* **GIVEN REQUEST**
Write the data out again exactly, with no pictures.

* **Data listing**
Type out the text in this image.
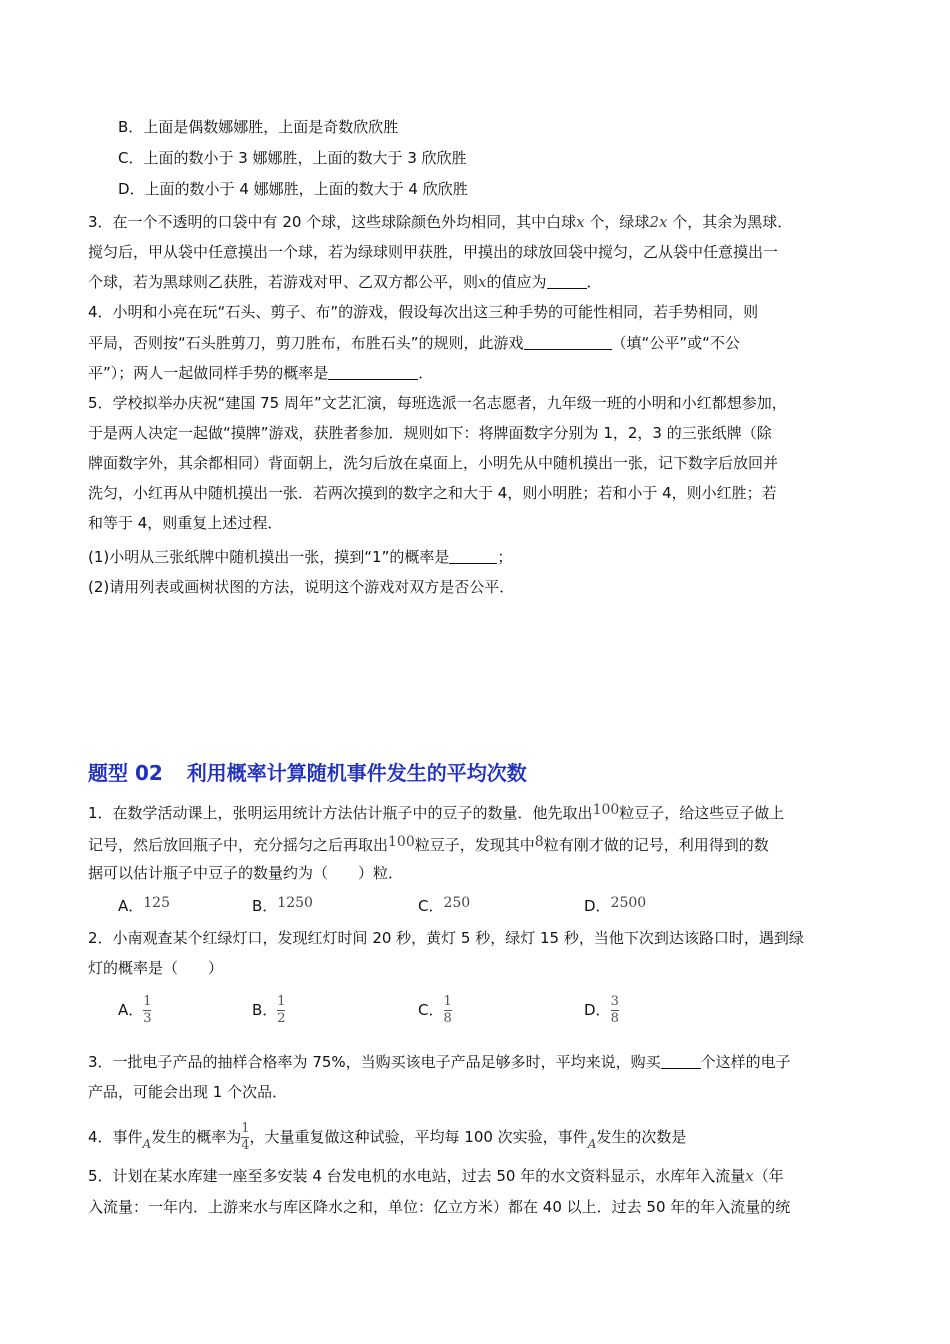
B．上面是偶数娜娜胜，上面是奇数欣欣胜
C．上面的数小于 3 娜娜胜，上面的数大于 3 欣欣胜
D．上面的数小于 4 娜娜胜，上面的数大于 4 欣欣胜
3．在一个不透明的口袋中有 20 个球，这些球除颜色外均相同，其中白球x 个，绿球2x 个，其余为黑球．
搅匀后，甲从袋中任意摸出一个球，若为绿球则甲获胜，甲摸出的球放回袋中搅匀，乙从袋中任意摸出一
个球，若为黑球则乙获胜，若游戏对甲、乙双方都公平，则x的值应为	．
4．小明和小亮在玩“石头、剪子、布”的游戏，假设每次出这三种手势的可能性相同，若手势相同，则
平局，否则按“石头胜剪刀，剪刀胜布，布胜石头”的规则，此游戏	（填“公平”或“不公
平”）；两人一起做同样手势的概率是	．
5．学校拟举办庆祝“建国 75 周年”文艺汇演，每班选派一名志愿者，九年级一班的小明和小红都想参加，
于是两人决定一起做“摸牌”游戏，获胜者参加．规则如下：将牌面数字分别为 1，2，3 的三张纸牌（除
牌面数字外，其余都相同）背面朝上，洗匀后放在桌面上，小明先从中随机摸出一张，记下数字后放回并
洗匀，小红再从中随机摸出一张．若两次摸到的数字之和大于 4，则小明胜；若和小于 4，则小红胜；若
和等于 4，则重复上述过程．
(1)小明从三张纸牌中随机摸出一张，摸到“1”的概率是	；
(2)请用列表或画树状图的方法，说明这个游戏对双方是否公平．
题型 02 利用概率计算随机事件发生的平均次数
1．在数学活动课上，张明运用统计方法估计瓶子中的豆子的数量．他先取出100粒豆子，给这些豆子做上
记号，然后放回瓶子中，充分摇匀之后再取出100粒豆子，发现其中8粒有刚才做的记号，利用得到的数
据可以估计瓶子中豆子的数量约为（　　）粒．
A．125	B．1250	C．250	D．2500
2．小南观查某个红绿灯口，发现红灯时间 20 秒，黄灯 5 秒，绿灯 15 秒，当他下次到达该路口时，遇到绿
灯的概率是（　　）
A． $\frac{1}{3}$	B． $\frac{1}{2}$	C． $\frac{1}{8}$	D． $\frac{3}{8}$
3．一批电子产品的抽样合格率为 75%，当购买该电子产品足够多时，平均来说，购买	个这样的电子
产品，可能会出现 1 个次品．
4．事件$_A$发生的概率为 $\frac{1}{4}$ ，大量重复做这种试验，平均每 100 次实验，事件$_A$发生的次数是
5．计划在某水库建一座至多安装 4 台发电机的水电站，过去 50 年的水文资料显示，水库年入流量x（年
入流量：一年内．上游来水与库区降水之和，单位：亿立方米）都在 40 以上．过去 50 年的年入流量的统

* **SOLUTION TO THIS TASK**
Type out the text in this image.
B．上面是偶数娜娜胜，上面是奇数欣欣胜
C．上面的数小于 3 娜娜胜，上面的数大于 3 欣欣胜
D．上面的数小于 4 娜娜胜，上面的数大于 4 欣欣胜
3．在一个不透明的口袋中有 20 个球，这些球除颜色外均相同，其中白球x 个，绿球2x 个，其余为黑球．
搅匀后，甲从袋中任意摸出一个球，若为绿球则甲获胜，甲摸出的球放回袋中搅匀，乙从袋中任意摸出一
个球，若为黑球则乙获胜，若游戏对甲、乙双方都公平，则x的值应为	．
4．小明和小亮在玩“石头、剪子、布”的游戏，假设每次出这三种手势的可能性相同，若手势相同，则
平局，否则按“石头胜剪刀，剪刀胜布，布胜石头”的规则，此游戏	（填“公平”或“不公
平”）；两人一起做同样手势的概率是	．
5．学校拟举办庆祝“建国 75 周年”文艺汇演，每班选派一名志愿者，九年级一班的小明和小红都想参加，
于是两人决定一起做“摸牌”游戏，获胜者参加．规则如下：将牌面数字分别为 1，2，3 的三张纸牌（除
牌面数字外，其余都相同）背面朝上，洗匀后放在桌面上，小明先从中随机摸出一张，记下数字后放回并
洗匀，小红再从中随机摸出一张．若两次摸到的数字之和大于 4，则小明胜；若和小于 4，则小红胜；若
和等于 4，则重复上述过程．
(1)小明从三张纸牌中随机摸出一张，摸到“1”的概率是	；
(2)请用列表或画树状图的方法，说明这个游戏对双方是否公平．
题型 02 利用概率计算随机事件发生的平均次数
1．在数学活动课上，张明运用统计方法估计瓶子中的豆子的数量．他先取出100粒豆子，给这些豆子做上
记号，然后放回瓶子中，充分摇匀之后再取出100粒豆子，发现其中8粒有刚才做的记号，利用得到的数
据可以估计瓶子中豆子的数量约为（　　）粒．
A．125	B．1250	C．250	D．2500
2．小南观查某个红绿灯口，发现红灯时间 20 秒，黄灯 5 秒，绿灯 15 秒，当他下次到达该路口时，遇到绿
灯的概率是（　　）
A． $\frac{1}{3}$	B． $\frac{1}{2}$	C． $\frac{1}{8}$	D． $\frac{3}{8}$
3．一批电子产品的抽样合格率为 75%，当购买该电子产品足够多时，平均来说，购买	个这样的电子
产品，可能会出现 1 个次品．
4．事件$_A$发生的概率为 $\frac{1}{4}$ ，大量重复做这种试验，平均每 100 次实验，事件$_A$发生的次数是
5．计划在某水库建一座至多安装 4 台发电机的水电站，过去 50 年的水文资料显示，水库年入流量x（年
入流量：一年内．上游来水与库区降水之和，单位：亿立方米）都在 40 以上．过去 50 年的年入流量的统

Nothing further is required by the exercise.